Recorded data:

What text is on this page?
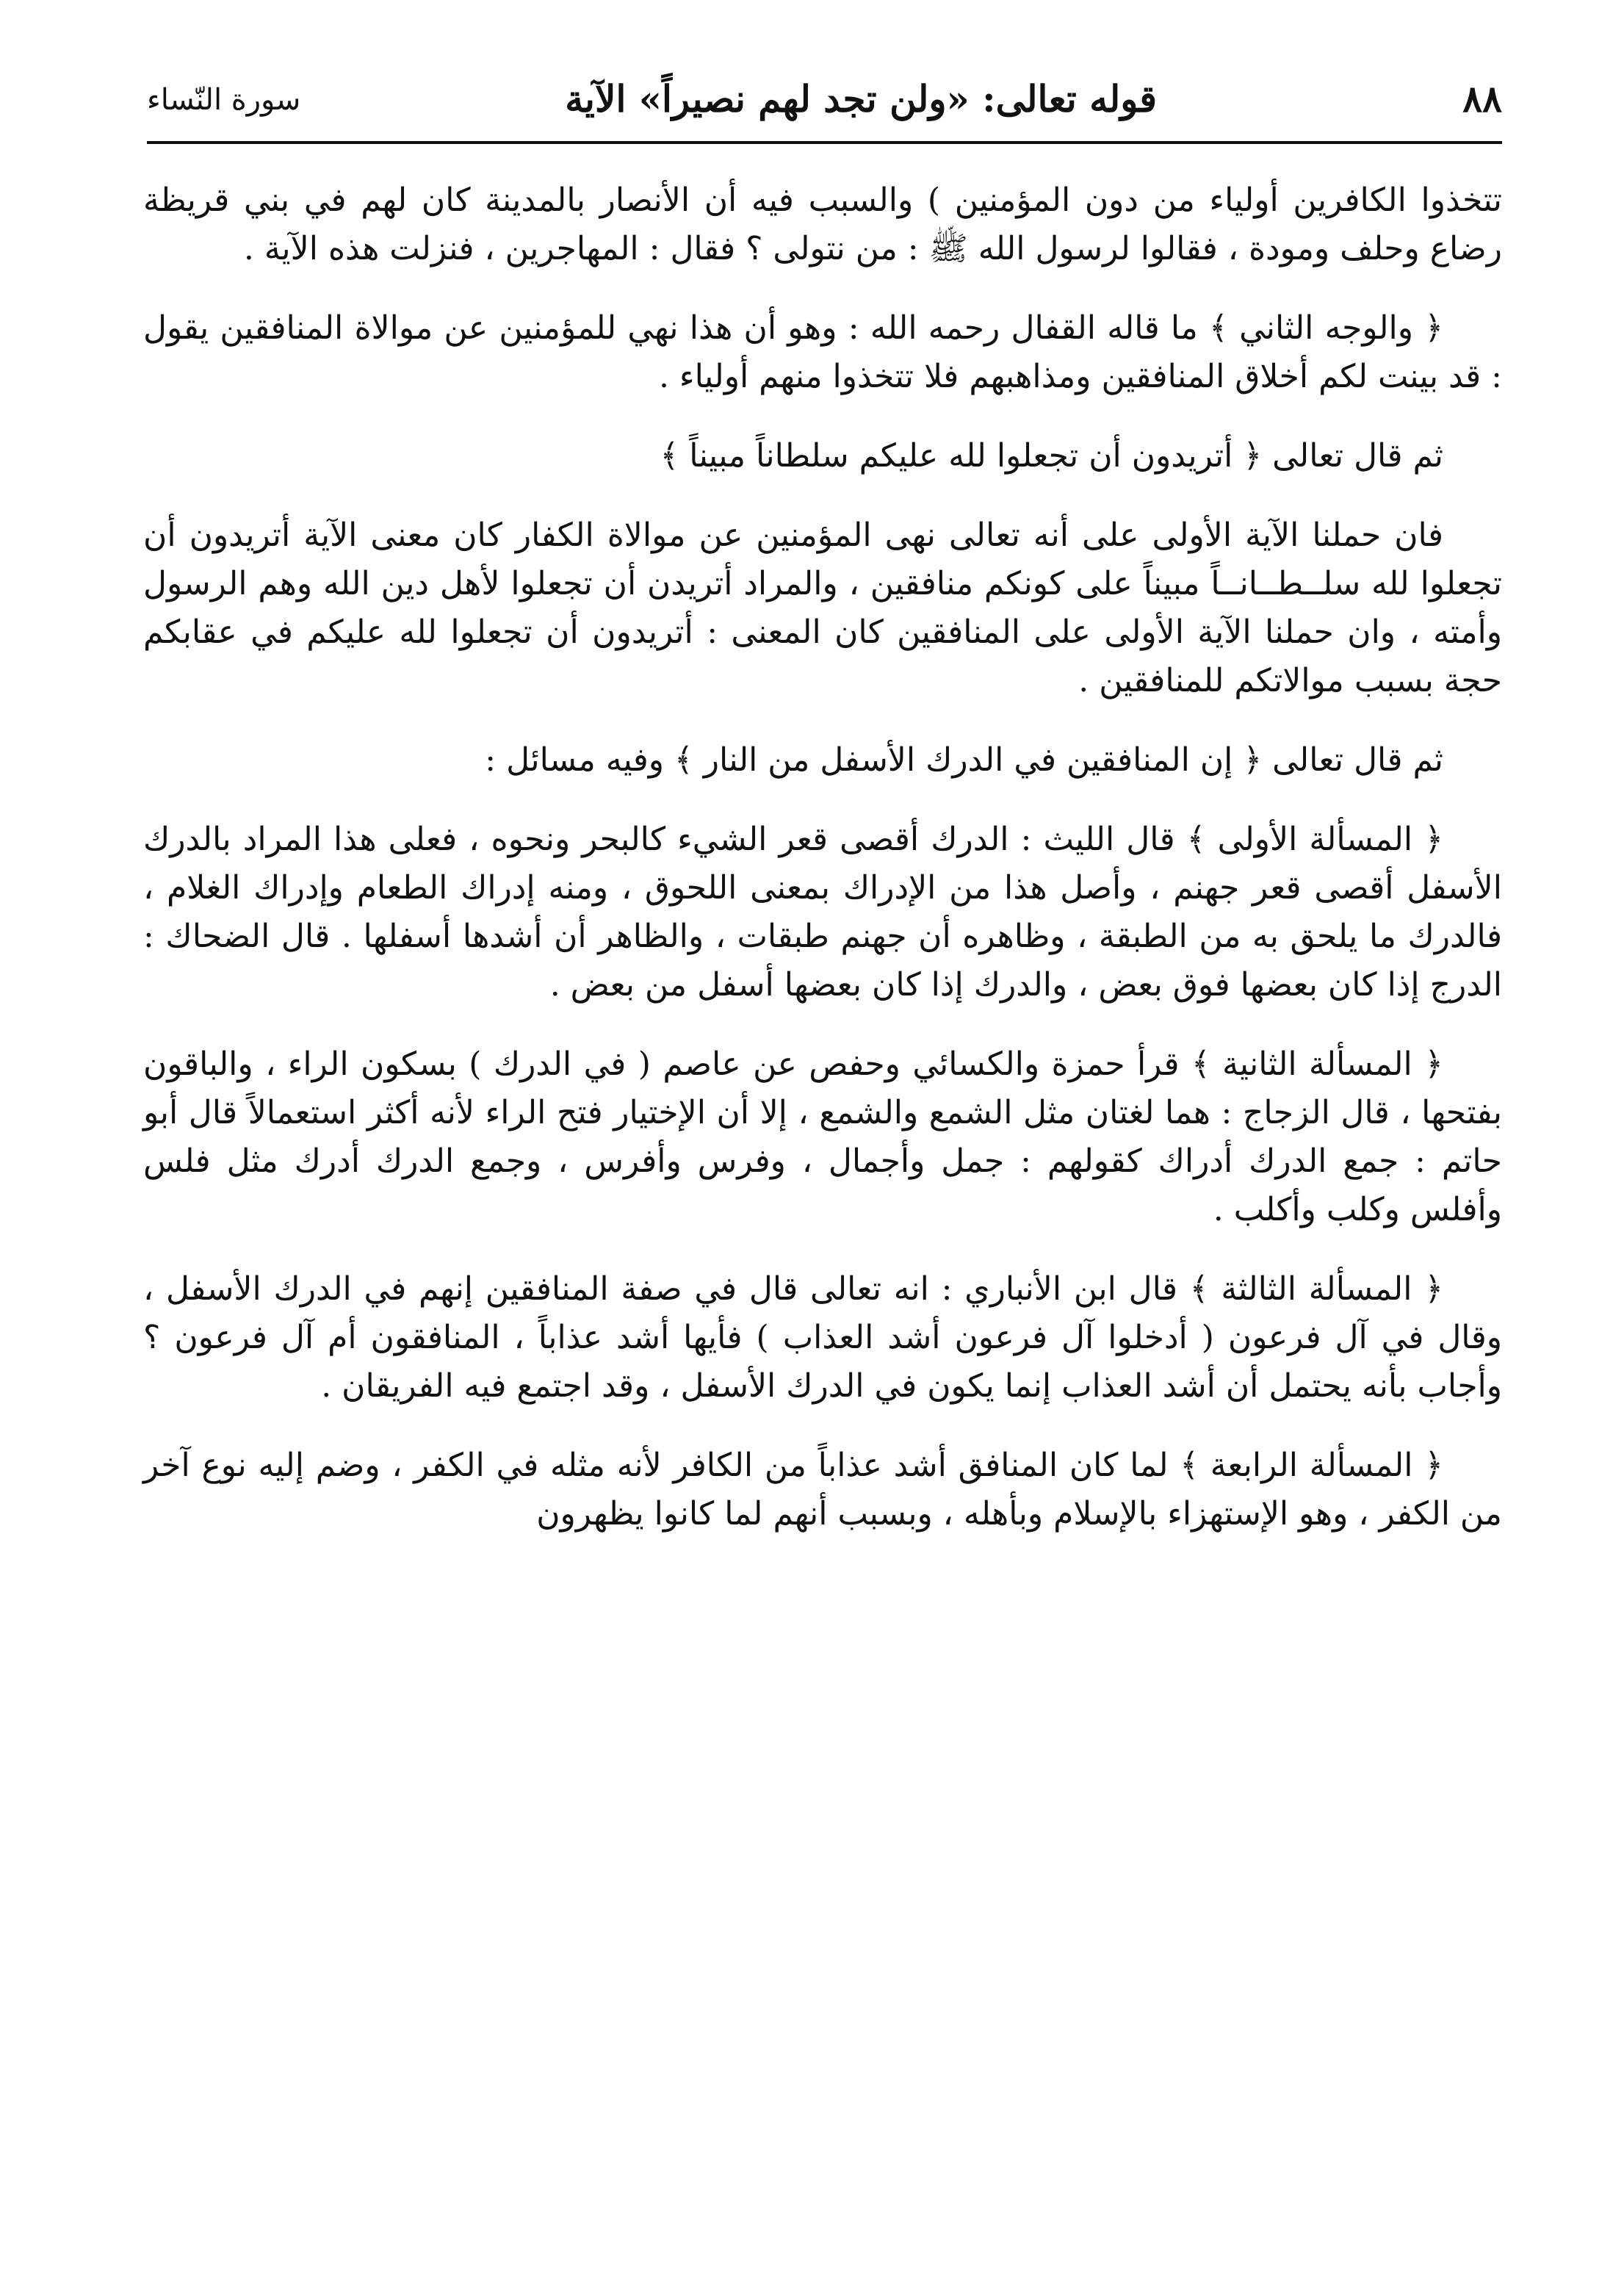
٨٨
قوله تعالى: «ولن تجد لهم نصيراً» الآية
سورة النّساء

تتخذوا الكافرين أولياء من دون المؤمنين ) والسبب فيه أن الأنصار بالمدينة كان لهم في بني قريظة رضاع وحلف ومودة ، فقالوا لرسول الله ﷺ : من نتولى ؟ فقال : المهاجرين ، فنزلت هذه الآية .

﴿ والوجه الثاني ﴾ ما قاله القفال رحمه الله : وهو أن هذا نهي للمؤمنين عن موالاة المنافقين يقول : قد بينت لكم أخلاق المنافقين ومذاهبهم فلا تتخذوا منهم أولياء .

ثم قال تعالى ﴿ أتريدون أن تجعلوا لله عليكم سلطاناً مبيناً ﴾

فان حملنا الآية الأولى على أنه تعالى نهى المؤمنين عن موالاة الكفار كان معنى الآية أتريدون أن تجعلوا لله سلــطــانــاً مبيناً على كونكم منافقين ، والمراد أتريدن أن تجعلوا لأهل دين الله وهم الرسول وأمته ، وان حملنا الآية الأولى على المنافقين كان المعنى : أتريدون أن تجعلوا لله عليكم في عقابكم حجة بسبب موالاتكم للمنافقين .

ثم قال تعالى ﴿ إن المنافقين في الدرك الأسفل من النار ﴾ وفيه مسائل :

﴿ المسألة الأولى ﴾ قال الليث : الدرك أقصى قعر الشيء كالبحر ونحوه ، فعلى هذا المراد بالدرك الأسفل أقصى قعر جهنم ، وأصل هذا من الإدراك بمعنى اللحوق ، ومنه إدراك الطعام وإدراك الغلام ، فالدرك ما يلحق به من الطبقة ، وظاهره أن جهنم طبقات ، والظاهر أن أشدها أسفلها . قال الضحاك : الدرج إذا كان بعضها فوق بعض ، والدرك إذا كان بعضها أسفل من بعض .

﴿ المسألة الثانية ﴾ قرأ حمزة والكسائي وحفص عن عاصم ( في الدرك ) بسكون الراء ، والباقون بفتحها ، قال الزجاج : هما لغتان مثل الشمع والشمع ، إلا أن الإختيار فتح الراء لأنه أكثر استعمالاً قال أبو حاتم : جمع الدرك أدراك كقولهم : جمل وأجمال ، وفرس وأفرس ، وجمع الدرك أدرك مثل فلس وأفلس وكلب وأكلب .

﴿ المسألة الثالثة ﴾ قال ابن الأنباري : انه تعالى قال في صفة المنافقين إنهم في الدرك الأسفل ، وقال في آل فرعون ( أدخلوا آل فرعون أشد العذاب ) فأيها أشد عذاباً ، المنافقون أم آل فرعون ؟ وأجاب بأنه يحتمل أن أشد العذاب إنما يكون في الدرك الأسفل ، وقد اجتمع فيه الفريقان .

﴿ المسألة الرابعة ﴾ لما كان المنافق أشد عذاباً من الكافر لأنه مثله في الكفر ، وضم إليه نوع آخر من الكفر ، وهو الإستهزاء بالإسلام وبأهله ، وبسبب أنهم لما كانوا يظهرون
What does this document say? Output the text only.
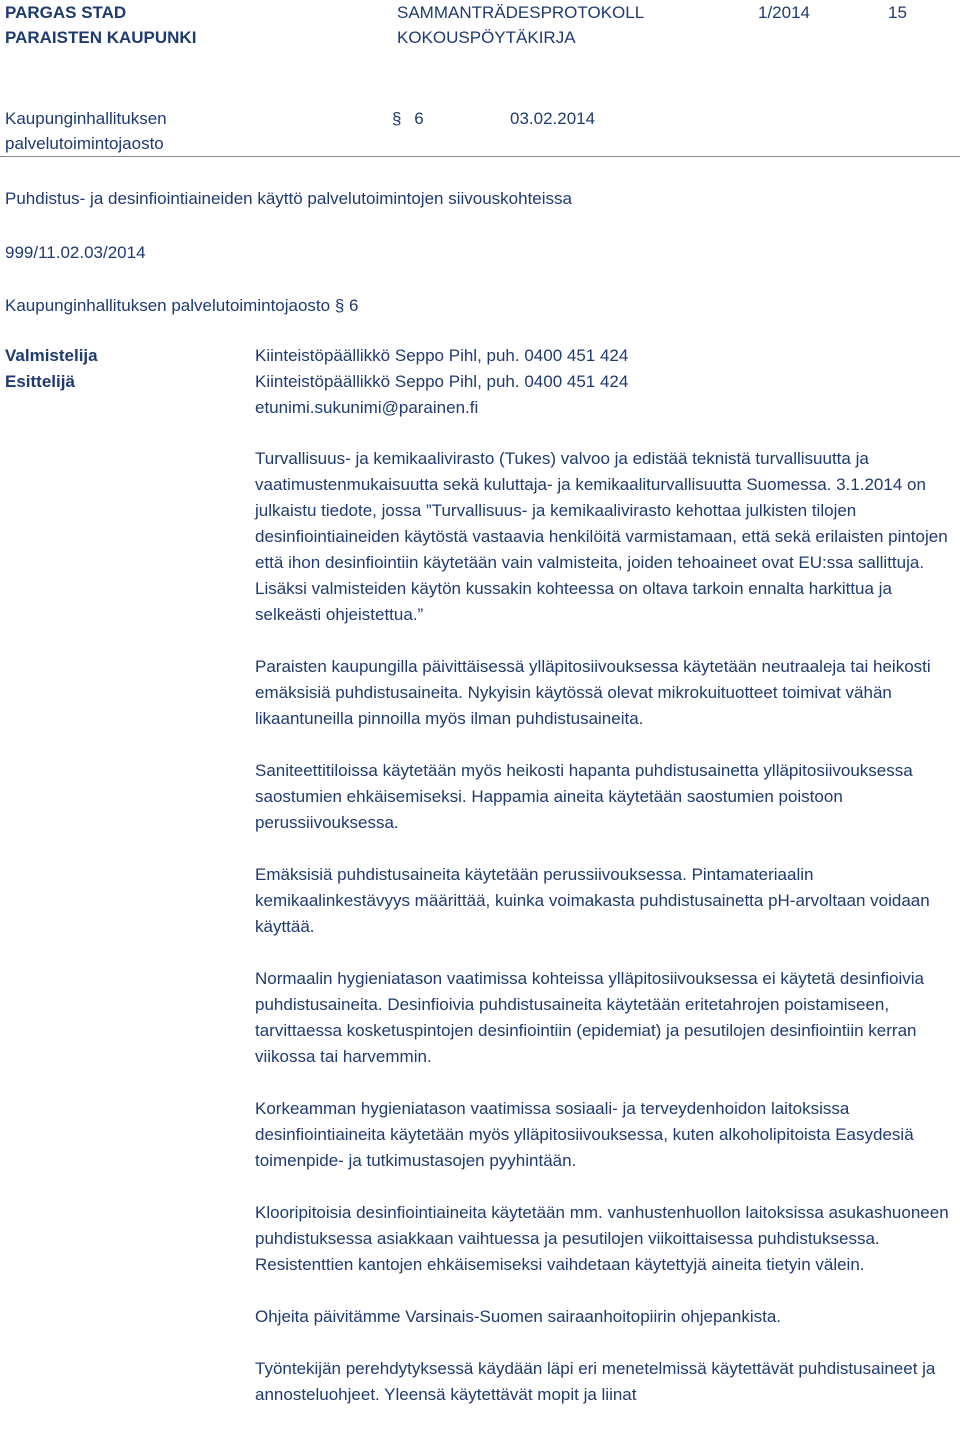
PARGAS STAD
PARAISTEN KAUPUNKI
SAMMANTRÄDESPROTOKOLL
KOKOUSPÖYTÄKIRJA
1/2014	15
Kaupunginhallituksen
palvelutoimintojaosto
§ 6	03.02.2014
Puhdistus- ja desinfiointiaineiden käyttö palvelutoimintojen siivouskohteissa
999/11.02.03/2014
Kaupunginhallituksen palvelutoimintojaosto § 6
Valmistelija	Kiinteistöpäällikkö Seppo Pihl, puh. 0400 451 424
Esittelijä	Kiinteistöpäällikkö Seppo Pihl, puh. 0400 451 424
etunimi.sukunimi@parainen.fi

Turvallisuus- ja kemikaalivirasto (Tukes) valvoo ja edistää teknistä turvallisuutta ja vaatimustenmukaisuutta sekä kuluttaja- ja kemikaaliturvallisuutta Suomessa. 3.1.2014 on julkaistu tiedote, jossa ”Turvallisuus- ja kemikaalivirasto kehottaa julkisten tilojen desinfiointiaineiden käytöstä vastaavia henkilöitä varmistamaan, että sekä erilaisten pintojen että ihon desinfiointiin käytetään vain valmisteita, joiden tehoaineet ovat EU:ssa sallittuja. Lisäksi valmisteiden käytön kussakin kohteessa on oltava tarkoin ennalta harkittua ja selkeästi ohjeistettua.”

Paraisten kaupungilla päivittäisessä ylläpitosiivouksessa käytetään neutraaleja tai heikosti emäksisiä puhdistusaineita. Nykyisin käytössä olevat mikrokuituotteet toimivat vähän likaantuneilla pinnoilla myös ilman puhdistusaineita.

Saniteettitiloissa käytetään myös heikosti hapanta puhdistusainetta ylläpitosiivouksessa saostumien ehkäisemiseksi. Happamia aineita käytetään saostumien poistoon perussiivouksessa.

Emäksisiä puhdistusaineita käytetään perussiivouksessa. Pintamateriaalin kemikaalinkestävyys määrittää, kuinka voimakasta puhdistusainetta pH-arvoltaan voidaan käyttää.

Normaalin hygieniatason vaatimissa kohteissa ylläpitosiivouksessa ei käytetä desinfioivia puhdistusaineita. Desinfioivia puhdistusaineita käytetään eritetahrojen poistamiseen, tarvittaessa kosketuspintojen desinfiointiin (epidemiat) ja pesutilojen desinfiointiin kerran viikossa tai harvemmin.

Korkeamman hygieniatason vaatimissa sosiaali- ja terveydenhoidon laitoksissa desinfiointiaineita käytetään myös ylläpitosiivouksessa, kuten alkoholipitoista Easydesiä toimenpide- ja tutkimustasojen pyyhintään.

Klooripitoisia desinfiointiaineita käytetään mm. vanhustenhuollon laitoksissa asukashuoneen puhdistuksessa asiakkaan vaihtuessa ja pesutilojen viikoittaisessa puhdistuksessa. Resistenttien kantojen ehkäisemiseksi vaihdetaan käytettyjä aineita tietyin välein.

Ohjeita päivitämme Varsinais-Suomen sairaanhoitopiirin ohjepankista.

Työntekijän perehdytyksessä käydään läpi eri menetelmissä käytettävät puhdistusaineet ja annosteluohjeet. Yleensä käytettävät mopit ja liinat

» **Exercise prompt**:
Using the listing, collect all lines in which the string "palvelutoimintojaosto" is found.

» **Task response**:
palvelutoimintojaosto
Kaupunginhallituksen palvelutoimintojaosto § 6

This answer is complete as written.